Exclude the pictures, then repeat the remaining data exactly.

--------------------

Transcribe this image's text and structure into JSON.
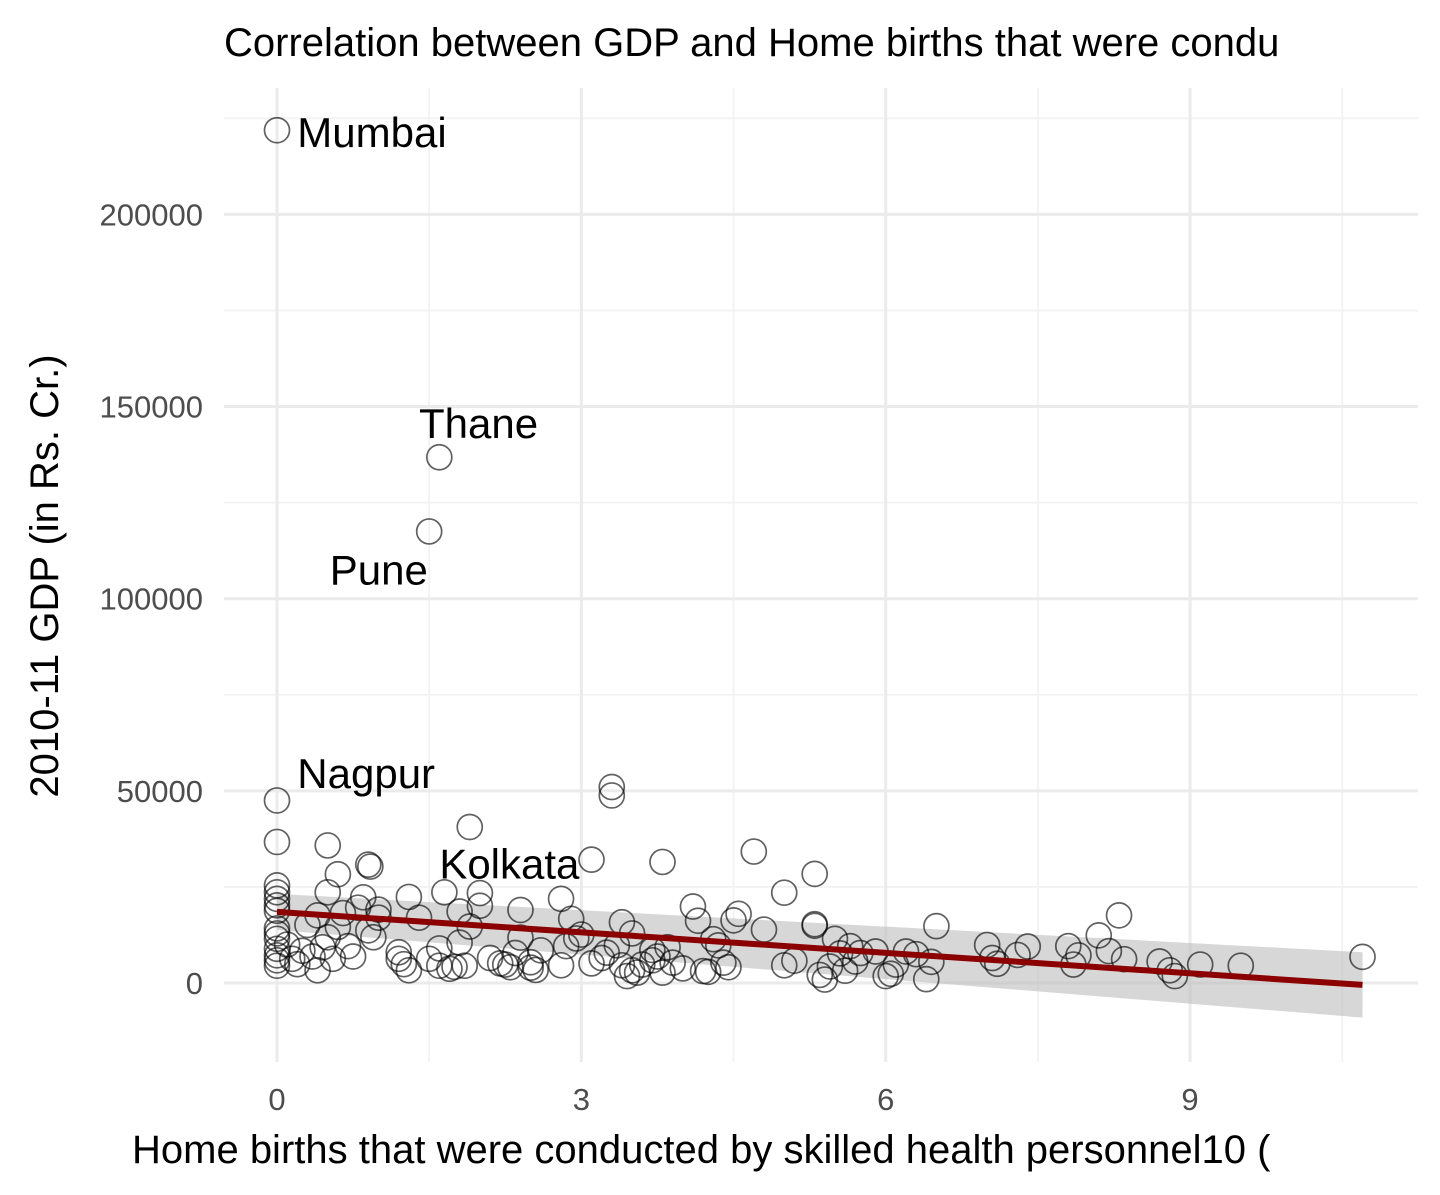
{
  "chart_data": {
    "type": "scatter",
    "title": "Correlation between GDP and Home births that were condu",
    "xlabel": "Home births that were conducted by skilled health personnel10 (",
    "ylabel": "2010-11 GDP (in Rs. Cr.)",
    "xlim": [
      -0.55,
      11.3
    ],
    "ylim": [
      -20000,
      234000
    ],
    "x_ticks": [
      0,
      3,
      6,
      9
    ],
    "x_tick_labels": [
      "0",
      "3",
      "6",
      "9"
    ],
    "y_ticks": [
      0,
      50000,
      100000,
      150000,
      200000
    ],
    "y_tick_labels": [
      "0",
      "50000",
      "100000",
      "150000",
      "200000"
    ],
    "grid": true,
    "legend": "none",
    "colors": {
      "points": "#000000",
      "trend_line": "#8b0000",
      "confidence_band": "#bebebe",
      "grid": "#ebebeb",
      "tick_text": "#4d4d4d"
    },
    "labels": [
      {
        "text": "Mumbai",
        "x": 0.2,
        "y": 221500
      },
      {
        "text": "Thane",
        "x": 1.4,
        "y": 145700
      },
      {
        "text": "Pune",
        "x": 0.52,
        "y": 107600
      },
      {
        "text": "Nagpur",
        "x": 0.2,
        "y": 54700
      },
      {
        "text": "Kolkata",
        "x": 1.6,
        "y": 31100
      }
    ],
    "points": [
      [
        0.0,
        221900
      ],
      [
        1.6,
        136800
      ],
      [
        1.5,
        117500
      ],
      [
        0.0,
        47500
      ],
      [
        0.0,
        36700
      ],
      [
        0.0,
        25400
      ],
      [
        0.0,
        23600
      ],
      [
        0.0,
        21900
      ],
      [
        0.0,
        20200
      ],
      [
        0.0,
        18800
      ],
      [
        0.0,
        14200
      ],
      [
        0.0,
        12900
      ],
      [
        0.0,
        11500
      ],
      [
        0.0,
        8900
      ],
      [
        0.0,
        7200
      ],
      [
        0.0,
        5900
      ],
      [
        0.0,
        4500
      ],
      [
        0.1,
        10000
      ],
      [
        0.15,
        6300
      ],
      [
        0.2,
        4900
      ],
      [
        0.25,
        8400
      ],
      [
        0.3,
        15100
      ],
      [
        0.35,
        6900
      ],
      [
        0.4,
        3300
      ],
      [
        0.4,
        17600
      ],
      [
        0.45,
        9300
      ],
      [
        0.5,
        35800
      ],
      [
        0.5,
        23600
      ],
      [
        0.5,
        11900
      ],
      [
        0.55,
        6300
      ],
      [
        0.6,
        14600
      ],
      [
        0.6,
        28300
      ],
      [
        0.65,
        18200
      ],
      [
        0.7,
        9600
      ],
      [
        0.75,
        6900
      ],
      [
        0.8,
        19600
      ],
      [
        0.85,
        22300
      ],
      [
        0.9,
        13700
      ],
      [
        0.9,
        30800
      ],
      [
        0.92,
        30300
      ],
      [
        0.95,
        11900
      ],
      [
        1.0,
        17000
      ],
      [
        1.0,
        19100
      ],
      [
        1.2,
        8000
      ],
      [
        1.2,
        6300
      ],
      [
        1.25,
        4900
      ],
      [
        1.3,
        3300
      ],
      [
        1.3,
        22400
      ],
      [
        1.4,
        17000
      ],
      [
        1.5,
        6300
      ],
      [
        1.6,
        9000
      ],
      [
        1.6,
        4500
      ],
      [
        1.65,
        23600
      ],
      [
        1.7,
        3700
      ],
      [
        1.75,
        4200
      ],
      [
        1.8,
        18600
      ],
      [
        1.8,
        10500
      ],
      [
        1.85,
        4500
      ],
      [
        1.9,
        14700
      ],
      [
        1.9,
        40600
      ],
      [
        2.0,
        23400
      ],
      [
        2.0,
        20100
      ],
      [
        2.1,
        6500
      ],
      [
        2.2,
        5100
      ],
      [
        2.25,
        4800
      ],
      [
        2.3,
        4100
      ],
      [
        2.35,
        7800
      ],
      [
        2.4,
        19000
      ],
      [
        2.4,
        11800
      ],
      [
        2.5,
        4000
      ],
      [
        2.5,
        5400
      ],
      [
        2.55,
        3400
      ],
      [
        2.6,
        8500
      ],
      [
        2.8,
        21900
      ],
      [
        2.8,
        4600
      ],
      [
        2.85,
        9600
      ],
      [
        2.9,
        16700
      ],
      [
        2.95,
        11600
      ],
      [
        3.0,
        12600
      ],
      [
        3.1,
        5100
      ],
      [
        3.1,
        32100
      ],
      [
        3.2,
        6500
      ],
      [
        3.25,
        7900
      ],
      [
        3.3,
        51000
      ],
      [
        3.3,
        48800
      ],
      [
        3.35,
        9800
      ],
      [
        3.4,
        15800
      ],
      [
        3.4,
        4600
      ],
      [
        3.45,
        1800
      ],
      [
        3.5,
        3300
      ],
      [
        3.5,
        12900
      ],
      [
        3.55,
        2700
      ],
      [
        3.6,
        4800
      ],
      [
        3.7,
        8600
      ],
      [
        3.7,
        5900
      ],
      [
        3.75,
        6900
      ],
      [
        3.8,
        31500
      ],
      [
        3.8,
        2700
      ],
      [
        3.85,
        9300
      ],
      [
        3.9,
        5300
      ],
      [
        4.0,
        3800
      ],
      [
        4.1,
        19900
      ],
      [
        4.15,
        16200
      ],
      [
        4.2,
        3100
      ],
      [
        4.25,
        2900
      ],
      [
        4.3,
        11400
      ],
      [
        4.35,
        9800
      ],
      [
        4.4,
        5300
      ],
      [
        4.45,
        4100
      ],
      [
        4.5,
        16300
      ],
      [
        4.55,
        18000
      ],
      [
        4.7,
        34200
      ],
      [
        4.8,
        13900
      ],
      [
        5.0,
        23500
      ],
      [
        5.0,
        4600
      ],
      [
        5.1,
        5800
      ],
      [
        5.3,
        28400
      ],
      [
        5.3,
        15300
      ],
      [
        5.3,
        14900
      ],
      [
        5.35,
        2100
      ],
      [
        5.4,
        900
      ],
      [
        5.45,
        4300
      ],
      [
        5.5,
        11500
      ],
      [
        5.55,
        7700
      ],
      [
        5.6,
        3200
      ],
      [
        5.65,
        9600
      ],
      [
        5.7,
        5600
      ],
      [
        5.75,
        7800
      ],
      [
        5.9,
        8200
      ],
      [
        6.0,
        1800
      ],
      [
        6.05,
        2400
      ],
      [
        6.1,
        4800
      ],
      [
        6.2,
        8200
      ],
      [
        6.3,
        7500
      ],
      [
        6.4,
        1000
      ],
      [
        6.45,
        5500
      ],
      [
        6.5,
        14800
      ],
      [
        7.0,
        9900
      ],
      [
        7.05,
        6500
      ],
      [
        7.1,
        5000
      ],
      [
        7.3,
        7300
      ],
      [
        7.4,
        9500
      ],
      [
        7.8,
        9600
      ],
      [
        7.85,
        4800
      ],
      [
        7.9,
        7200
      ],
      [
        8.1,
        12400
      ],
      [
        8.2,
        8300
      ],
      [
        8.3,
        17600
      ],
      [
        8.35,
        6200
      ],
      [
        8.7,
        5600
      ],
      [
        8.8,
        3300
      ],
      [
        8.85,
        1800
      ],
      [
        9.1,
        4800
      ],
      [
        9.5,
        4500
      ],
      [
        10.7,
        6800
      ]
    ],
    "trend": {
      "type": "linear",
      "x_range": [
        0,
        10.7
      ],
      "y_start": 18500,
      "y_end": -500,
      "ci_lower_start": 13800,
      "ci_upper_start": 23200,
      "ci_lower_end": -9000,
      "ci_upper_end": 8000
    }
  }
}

--------------------

▶ [OUTPUT OF THE EXERCISE]:
Transcribe this image's text and structure into JSON.
{
  "chart_data": {
    "type": "scatter",
    "title": "Correlation between GDP and Home births that were condu",
    "xlabel": "Home births that were conducted by skilled health personnel10 (",
    "ylabel": "2010-11 GDP (in Rs. Cr.)",
    "xlim": [
      -0.55,
      11.3
    ],
    "ylim": [
      -20000,
      234000
    ],
    "x_ticks": [
      0,
      3,
      6,
      9
    ],
    "x_tick_labels": [
      "0",
      "3",
      "6",
      "9"
    ],
    "y_ticks": [
      0,
      50000,
      100000,
      150000,
      200000
    ],
    "y_tick_labels": [
      "0",
      "50000",
      "100000",
      "150000",
      "200000"
    ],
    "grid": true,
    "legend": "none",
    "colors": {
      "points": "#000000",
      "trend_line": "#8b0000",
      "confidence_band": "#bebebe",
      "grid": "#ebebeb",
      "tick_text": "#4d4d4d"
    },
    "labels": [
      {
        "text": "Mumbai",
        "x": 0.2,
        "y": 221500
      },
      {
        "text": "Thane",
        "x": 1.4,
        "y": 145700
      },
      {
        "text": "Pune",
        "x": 0.52,
        "y": 107600
      },
      {
        "text": "Nagpur",
        "x": 0.2,
        "y": 54700
      },
      {
        "text": "Kolkata",
        "x": 1.6,
        "y": 31100
      }
    ],
    "points": [
      [
        0.0,
        221900
      ],
      [
        1.6,
        136800
      ],
      [
        1.5,
        117500
      ],
      [
        0.0,
        47500
      ],
      [
        0.0,
        36700
      ],
      [
        0.0,
        25400
      ],
      [
        0.0,
        23600
      ],
      [
        0.0,
        21900
      ],
      [
        0.0,
        20200
      ],
      [
        0.0,
        18800
      ],
      [
        0.0,
        14200
      ],
      [
        0.0,
        12900
      ],
      [
        0.0,
        11500
      ],
      [
        0.0,
        8900
      ],
      [
        0.0,
        7200
      ],
      [
        0.0,
        5900
      ],
      [
        0.0,
        4500
      ],
      [
        0.1,
        10000
      ],
      [
        0.15,
        6300
      ],
      [
        0.2,
        4900
      ],
      [
        0.25,
        8400
      ],
      [
        0.3,
        15100
      ],
      [
        0.35,
        6900
      ],
      [
        0.4,
        3300
      ],
      [
        0.4,
        17600
      ],
      [
        0.45,
        9300
      ],
      [
        0.5,
        35800
      ],
      [
        0.5,
        23600
      ],
      [
        0.5,
        11900
      ],
      [
        0.55,
        6300
      ],
      [
        0.6,
        14600
      ],
      [
        0.6,
        28300
      ],
      [
        0.65,
        18200
      ],
      [
        0.7,
        9600
      ],
      [
        0.75,
        6900
      ],
      [
        0.8,
        19600
      ],
      [
        0.85,
        22300
      ],
      [
        0.9,
        13700
      ],
      [
        0.9,
        30800
      ],
      [
        0.92,
        30300
      ],
      [
        0.95,
        11900
      ],
      [
        1.0,
        17000
      ],
      [
        1.0,
        19100
      ],
      [
        1.2,
        8000
      ],
      [
        1.2,
        6300
      ],
      [
        1.25,
        4900
      ],
      [
        1.3,
        3300
      ],
      [
        1.3,
        22400
      ],
      [
        1.4,
        17000
      ],
      [
        1.5,
        6300
      ],
      [
        1.6,
        9000
      ],
      [
        1.6,
        4500
      ],
      [
        1.65,
        23600
      ],
      [
        1.7,
        3700
      ],
      [
        1.75,
        4200
      ],
      [
        1.8,
        18600
      ],
      [
        1.8,
        10500
      ],
      [
        1.85,
        4500
      ],
      [
        1.9,
        14700
      ],
      [
        1.9,
        40600
      ],
      [
        2.0,
        23400
      ],
      [
        2.0,
        20100
      ],
      [
        2.1,
        6500
      ],
      [
        2.2,
        5100
      ],
      [
        2.25,
        4800
      ],
      [
        2.3,
        4100
      ],
      [
        2.35,
        7800
      ],
      [
        2.4,
        19000
      ],
      [
        2.4,
        11800
      ],
      [
        2.5,
        4000
      ],
      [
        2.5,
        5400
      ],
      [
        2.55,
        3400
      ],
      [
        2.6,
        8500
      ],
      [
        2.8,
        21900
      ],
      [
        2.8,
        4600
      ],
      [
        2.85,
        9600
      ],
      [
        2.9,
        16700
      ],
      [
        2.95,
        11600
      ],
      [
        3.0,
        12600
      ],
      [
        3.1,
        5100
      ],
      [
        3.1,
        32100
      ],
      [
        3.2,
        6500
      ],
      [
        3.25,
        7900
      ],
      [
        3.3,
        51000
      ],
      [
        3.3,
        48800
      ],
      [
        3.35,
        9800
      ],
      [
        3.4,
        15800
      ],
      [
        3.4,
        4600
      ],
      [
        3.45,
        1800
      ],
      [
        3.5,
        3300
      ],
      [
        3.5,
        12900
      ],
      [
        3.55,
        2700
      ],
      [
        3.6,
        4800
      ],
      [
        3.7,
        8600
      ],
      [
        3.7,
        5900
      ],
      [
        3.75,
        6900
      ],
      [
        3.8,
        31500
      ],
      [
        3.8,
        2700
      ],
      [
        3.85,
        9300
      ],
      [
        3.9,
        5300
      ],
      [
        4.0,
        3800
      ],
      [
        4.1,
        19900
      ],
      [
        4.15,
        16200
      ],
      [
        4.2,
        3100
      ],
      [
        4.25,
        2900
      ],
      [
        4.3,
        11400
      ],
      [
        4.35,
        9800
      ],
      [
        4.4,
        5300
      ],
      [
        4.45,
        4100
      ],
      [
        4.5,
        16300
      ],
      [
        4.55,
        18000
      ],
      [
        4.7,
        34200
      ],
      [
        4.8,
        13900
      ],
      [
        5.0,
        23500
      ],
      [
        5.0,
        4600
      ],
      [
        5.1,
        5800
      ],
      [
        5.3,
        28400
      ],
      [
        5.3,
        15300
      ],
      [
        5.3,
        14900
      ],
      [
        5.35,
        2100
      ],
      [
        5.4,
        900
      ],
      [
        5.45,
        4300
      ],
      [
        5.5,
        11500
      ],
      [
        5.55,
        7700
      ],
      [
        5.6,
        3200
      ],
      [
        5.65,
        9600
      ],
      [
        5.7,
        5600
      ],
      [
        5.75,
        7800
      ],
      [
        5.9,
        8200
      ],
      [
        6.0,
        1800
      ],
      [
        6.05,
        2400
      ],
      [
        6.1,
        4800
      ],
      [
        6.2,
        8200
      ],
      [
        6.3,
        7500
      ],
      [
        6.4,
        1000
      ],
      [
        6.45,
        5500
      ],
      [
        6.5,
        14800
      ],
      [
        7.0,
        9900
      ],
      [
        7.05,
        6500
      ],
      [
        7.1,
        5000
      ],
      [
        7.3,
        7300
      ],
      [
        7.4,
        9500
      ],
      [
        7.8,
        9600
      ],
      [
        7.85,
        4800
      ],
      [
        7.9,
        7200
      ],
      [
        8.1,
        12400
      ],
      [
        8.2,
        8300
      ],
      [
        8.3,
        17600
      ],
      [
        8.35,
        6200
      ],
      [
        8.7,
        5600
      ],
      [
        8.8,
        3300
      ],
      [
        8.85,
        1800
      ],
      [
        9.1,
        4800
      ],
      [
        9.5,
        4500
      ],
      [
        10.7,
        6800
      ]
    ],
    "trend": {
      "type": "linear",
      "x_range": [
        0,
        10.7
      ],
      "y_start": 18500,
      "y_end": -500,
      "ci_lower_start": 13800,
      "ci_upper_start": 23200,
      "ci_lower_end": -9000,
      "ci_upper_end": 8000
    }
  }
}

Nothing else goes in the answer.